>> Start Provided material

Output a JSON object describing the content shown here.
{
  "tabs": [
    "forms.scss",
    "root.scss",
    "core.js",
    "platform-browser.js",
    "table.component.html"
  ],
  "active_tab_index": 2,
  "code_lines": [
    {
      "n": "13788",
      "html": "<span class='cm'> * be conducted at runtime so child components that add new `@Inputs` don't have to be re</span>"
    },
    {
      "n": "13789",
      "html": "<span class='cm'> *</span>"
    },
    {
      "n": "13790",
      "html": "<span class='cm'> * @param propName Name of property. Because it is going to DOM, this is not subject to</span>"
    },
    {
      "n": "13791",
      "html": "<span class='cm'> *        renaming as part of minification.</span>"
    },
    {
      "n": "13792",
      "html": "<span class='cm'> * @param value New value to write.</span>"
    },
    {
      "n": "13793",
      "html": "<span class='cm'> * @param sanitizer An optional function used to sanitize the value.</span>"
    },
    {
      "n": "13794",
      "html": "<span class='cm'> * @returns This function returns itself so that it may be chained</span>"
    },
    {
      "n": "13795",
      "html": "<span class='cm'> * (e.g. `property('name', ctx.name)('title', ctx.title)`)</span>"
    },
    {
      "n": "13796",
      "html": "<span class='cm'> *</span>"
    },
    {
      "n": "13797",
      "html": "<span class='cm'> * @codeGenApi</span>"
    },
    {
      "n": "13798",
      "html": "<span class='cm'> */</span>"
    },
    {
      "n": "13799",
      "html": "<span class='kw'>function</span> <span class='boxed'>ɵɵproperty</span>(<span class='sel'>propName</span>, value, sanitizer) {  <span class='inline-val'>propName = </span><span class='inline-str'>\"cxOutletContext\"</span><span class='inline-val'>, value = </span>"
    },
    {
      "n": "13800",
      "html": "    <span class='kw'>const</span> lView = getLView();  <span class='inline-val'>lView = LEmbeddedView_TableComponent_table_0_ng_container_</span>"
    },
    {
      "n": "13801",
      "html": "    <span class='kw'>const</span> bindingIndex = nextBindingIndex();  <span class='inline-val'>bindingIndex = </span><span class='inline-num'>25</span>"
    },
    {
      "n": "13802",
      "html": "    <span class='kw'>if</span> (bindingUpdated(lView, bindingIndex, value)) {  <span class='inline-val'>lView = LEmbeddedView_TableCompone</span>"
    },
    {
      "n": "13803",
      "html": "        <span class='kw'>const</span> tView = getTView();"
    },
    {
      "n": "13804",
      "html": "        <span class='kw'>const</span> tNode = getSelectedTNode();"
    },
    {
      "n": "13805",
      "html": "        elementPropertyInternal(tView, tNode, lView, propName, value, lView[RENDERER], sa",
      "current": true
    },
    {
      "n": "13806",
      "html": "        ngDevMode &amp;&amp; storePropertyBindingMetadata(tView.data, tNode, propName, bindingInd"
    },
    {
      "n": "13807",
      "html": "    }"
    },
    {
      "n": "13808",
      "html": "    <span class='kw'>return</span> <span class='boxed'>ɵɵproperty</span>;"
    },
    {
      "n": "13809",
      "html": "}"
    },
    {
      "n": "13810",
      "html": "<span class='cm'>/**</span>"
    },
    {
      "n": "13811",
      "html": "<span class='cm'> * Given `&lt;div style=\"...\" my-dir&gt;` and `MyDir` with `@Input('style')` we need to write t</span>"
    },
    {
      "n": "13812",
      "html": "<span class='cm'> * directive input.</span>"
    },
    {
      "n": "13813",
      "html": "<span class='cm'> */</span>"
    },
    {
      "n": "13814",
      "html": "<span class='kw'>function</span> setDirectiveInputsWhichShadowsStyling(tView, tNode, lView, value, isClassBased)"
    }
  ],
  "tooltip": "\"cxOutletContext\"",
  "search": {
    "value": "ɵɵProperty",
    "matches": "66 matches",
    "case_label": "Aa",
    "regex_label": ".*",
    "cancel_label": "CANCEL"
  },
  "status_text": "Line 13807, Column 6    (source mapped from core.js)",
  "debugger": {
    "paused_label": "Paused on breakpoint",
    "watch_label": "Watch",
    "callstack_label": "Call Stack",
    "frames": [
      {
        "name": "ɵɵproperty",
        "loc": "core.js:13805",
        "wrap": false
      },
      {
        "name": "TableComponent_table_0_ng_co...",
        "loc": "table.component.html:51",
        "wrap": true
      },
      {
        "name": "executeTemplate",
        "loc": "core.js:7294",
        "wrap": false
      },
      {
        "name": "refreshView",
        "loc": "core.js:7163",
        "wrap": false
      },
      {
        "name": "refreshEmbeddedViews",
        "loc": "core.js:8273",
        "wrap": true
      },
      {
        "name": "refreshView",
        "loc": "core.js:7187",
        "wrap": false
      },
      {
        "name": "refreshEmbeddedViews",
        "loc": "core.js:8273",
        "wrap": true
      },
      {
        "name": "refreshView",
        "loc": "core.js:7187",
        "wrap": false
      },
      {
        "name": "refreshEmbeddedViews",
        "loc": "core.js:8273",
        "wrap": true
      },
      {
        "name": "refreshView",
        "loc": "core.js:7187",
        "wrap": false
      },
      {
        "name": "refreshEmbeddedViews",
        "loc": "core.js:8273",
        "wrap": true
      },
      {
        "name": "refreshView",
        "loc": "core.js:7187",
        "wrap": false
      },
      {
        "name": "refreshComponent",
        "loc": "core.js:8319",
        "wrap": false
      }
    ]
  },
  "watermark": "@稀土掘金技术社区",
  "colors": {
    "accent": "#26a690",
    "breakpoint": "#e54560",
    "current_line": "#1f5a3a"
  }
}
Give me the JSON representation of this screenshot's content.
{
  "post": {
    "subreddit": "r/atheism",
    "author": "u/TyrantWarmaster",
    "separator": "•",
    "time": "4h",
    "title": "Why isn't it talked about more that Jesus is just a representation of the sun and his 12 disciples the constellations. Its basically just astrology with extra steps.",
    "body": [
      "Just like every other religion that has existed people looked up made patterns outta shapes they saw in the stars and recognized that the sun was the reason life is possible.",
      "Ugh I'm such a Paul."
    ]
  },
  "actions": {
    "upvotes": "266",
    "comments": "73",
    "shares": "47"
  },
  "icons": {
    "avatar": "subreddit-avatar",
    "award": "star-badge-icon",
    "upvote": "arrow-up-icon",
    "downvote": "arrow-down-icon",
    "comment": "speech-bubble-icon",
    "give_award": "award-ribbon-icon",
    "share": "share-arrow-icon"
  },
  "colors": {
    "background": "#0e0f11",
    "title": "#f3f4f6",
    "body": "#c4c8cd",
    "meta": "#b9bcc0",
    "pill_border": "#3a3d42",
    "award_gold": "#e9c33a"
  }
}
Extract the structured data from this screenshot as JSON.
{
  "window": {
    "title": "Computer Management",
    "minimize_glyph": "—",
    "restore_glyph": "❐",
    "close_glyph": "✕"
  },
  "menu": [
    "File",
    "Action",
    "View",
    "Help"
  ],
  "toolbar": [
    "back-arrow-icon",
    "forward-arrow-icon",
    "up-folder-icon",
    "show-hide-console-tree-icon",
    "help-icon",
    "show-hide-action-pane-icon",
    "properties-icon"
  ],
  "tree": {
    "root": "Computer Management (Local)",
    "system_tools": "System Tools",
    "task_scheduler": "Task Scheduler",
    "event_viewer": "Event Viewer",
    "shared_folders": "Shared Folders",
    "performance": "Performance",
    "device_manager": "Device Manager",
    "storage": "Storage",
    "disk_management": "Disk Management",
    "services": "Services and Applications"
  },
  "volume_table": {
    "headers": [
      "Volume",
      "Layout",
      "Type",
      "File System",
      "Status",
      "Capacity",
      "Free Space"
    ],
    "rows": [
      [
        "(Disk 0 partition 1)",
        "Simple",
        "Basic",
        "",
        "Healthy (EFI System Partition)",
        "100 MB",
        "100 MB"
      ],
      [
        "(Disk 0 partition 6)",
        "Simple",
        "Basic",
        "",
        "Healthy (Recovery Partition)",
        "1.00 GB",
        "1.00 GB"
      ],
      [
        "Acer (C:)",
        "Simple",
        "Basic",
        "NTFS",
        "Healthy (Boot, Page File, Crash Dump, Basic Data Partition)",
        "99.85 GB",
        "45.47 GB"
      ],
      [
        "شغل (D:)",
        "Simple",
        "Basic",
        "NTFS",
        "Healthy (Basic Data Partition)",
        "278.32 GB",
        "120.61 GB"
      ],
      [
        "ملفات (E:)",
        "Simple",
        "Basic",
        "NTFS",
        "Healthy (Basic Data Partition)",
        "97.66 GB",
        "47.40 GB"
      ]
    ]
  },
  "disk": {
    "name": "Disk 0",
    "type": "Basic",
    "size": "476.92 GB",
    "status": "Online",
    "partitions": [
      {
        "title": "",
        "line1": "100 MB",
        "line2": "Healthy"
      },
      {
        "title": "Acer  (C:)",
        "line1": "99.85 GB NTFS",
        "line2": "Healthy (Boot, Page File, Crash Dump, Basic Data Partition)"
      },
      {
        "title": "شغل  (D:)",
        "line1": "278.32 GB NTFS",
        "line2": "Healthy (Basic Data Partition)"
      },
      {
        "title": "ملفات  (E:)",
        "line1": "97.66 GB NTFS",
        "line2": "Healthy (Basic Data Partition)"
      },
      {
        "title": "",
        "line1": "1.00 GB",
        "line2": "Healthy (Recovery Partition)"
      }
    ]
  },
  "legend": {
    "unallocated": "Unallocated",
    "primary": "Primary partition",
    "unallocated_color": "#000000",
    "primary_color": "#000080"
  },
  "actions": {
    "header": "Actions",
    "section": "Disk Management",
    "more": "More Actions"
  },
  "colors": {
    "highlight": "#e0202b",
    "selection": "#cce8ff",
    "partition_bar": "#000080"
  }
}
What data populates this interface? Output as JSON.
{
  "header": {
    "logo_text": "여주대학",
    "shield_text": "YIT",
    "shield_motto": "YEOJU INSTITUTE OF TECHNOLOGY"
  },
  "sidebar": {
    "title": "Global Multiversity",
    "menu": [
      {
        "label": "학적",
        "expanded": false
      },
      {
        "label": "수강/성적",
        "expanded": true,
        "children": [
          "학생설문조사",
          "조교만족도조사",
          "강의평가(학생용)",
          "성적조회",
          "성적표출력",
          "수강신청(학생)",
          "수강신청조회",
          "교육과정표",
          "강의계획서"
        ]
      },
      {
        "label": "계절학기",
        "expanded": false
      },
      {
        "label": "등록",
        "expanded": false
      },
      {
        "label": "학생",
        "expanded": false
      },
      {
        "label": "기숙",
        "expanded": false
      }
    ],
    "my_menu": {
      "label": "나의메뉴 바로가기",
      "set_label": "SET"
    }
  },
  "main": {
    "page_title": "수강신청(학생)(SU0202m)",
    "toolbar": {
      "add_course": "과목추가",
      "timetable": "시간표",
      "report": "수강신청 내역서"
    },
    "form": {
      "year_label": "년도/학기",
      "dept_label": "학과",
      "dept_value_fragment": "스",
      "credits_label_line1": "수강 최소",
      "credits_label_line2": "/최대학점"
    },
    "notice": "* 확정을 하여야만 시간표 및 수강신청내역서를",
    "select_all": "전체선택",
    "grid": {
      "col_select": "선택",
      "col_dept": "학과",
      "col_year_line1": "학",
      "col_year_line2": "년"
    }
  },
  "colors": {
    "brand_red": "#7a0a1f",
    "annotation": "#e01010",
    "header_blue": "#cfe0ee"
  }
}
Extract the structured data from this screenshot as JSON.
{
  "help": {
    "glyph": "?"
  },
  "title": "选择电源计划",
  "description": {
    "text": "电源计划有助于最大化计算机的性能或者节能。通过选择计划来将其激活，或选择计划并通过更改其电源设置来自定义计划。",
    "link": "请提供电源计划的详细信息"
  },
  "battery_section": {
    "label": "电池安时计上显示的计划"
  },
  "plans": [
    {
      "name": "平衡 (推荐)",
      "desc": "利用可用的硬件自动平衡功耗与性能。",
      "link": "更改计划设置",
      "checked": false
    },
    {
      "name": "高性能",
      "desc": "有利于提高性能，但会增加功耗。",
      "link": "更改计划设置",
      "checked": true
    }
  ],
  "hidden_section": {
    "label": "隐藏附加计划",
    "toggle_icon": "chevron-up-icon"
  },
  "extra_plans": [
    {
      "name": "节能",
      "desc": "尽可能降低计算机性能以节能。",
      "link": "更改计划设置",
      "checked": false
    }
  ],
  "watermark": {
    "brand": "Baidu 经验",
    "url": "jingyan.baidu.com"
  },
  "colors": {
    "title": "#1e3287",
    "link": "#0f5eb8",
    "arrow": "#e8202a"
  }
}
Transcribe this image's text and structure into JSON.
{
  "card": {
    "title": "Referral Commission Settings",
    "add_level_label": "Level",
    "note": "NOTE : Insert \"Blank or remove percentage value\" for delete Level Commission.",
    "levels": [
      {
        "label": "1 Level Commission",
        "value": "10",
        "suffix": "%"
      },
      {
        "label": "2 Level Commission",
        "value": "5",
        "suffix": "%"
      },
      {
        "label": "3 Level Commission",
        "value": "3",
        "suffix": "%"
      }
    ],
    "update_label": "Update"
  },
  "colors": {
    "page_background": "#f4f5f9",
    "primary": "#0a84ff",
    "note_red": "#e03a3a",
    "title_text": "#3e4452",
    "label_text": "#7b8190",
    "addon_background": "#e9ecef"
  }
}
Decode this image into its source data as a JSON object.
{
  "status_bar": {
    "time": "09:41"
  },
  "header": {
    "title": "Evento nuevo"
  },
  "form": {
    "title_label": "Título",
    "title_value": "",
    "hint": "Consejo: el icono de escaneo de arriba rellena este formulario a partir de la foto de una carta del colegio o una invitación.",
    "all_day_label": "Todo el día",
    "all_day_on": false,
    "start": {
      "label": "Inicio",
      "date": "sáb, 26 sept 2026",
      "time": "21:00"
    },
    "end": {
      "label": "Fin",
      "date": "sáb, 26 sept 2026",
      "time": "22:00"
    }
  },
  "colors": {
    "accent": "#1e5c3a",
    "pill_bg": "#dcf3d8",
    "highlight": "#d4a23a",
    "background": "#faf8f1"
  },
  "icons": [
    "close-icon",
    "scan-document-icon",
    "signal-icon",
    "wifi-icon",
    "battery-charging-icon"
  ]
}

>> End Provided material

__Short task__:
From the line with "Decode this image" to the last line of the material, give every line again exactly, and only those lines.

__Solution to this problem__:
Decode this image into its source data as a JSON object.
{
  "status_bar": {
    "time": "09:41"
  },
  "header": {
    "title": "Evento nuevo"
  },
  "form": {
    "title_label": "Título",
    "title_value": "",
    "hint": "Consejo: el icono de escaneo de arriba rellena este formulario a partir de la foto de una carta del colegio o una invitación.",
    "all_day_label": "Todo el día",
    "all_day_on": false,
    "start": {
      "label": "Inicio",
      "date": "sáb, 26 sept 2026",
      "time": "21:00"
    },
    "end": {
      "label": "Fin",
      "date": "sáb, 26 sept 2026",
      "time": "22:00"
    }
  },
  "colors": {
    "accent": "#1e5c3a",
    "pill_bg": "#dcf3d8",
    "highlight": "#d4a23a",
    "background": "#faf8f1"
  },
  "icons": [
    "close-icon",
    "scan-document-icon",
    "signal-icon",
    "wifi-icon",
    "battery-charging-icon"
  ]
}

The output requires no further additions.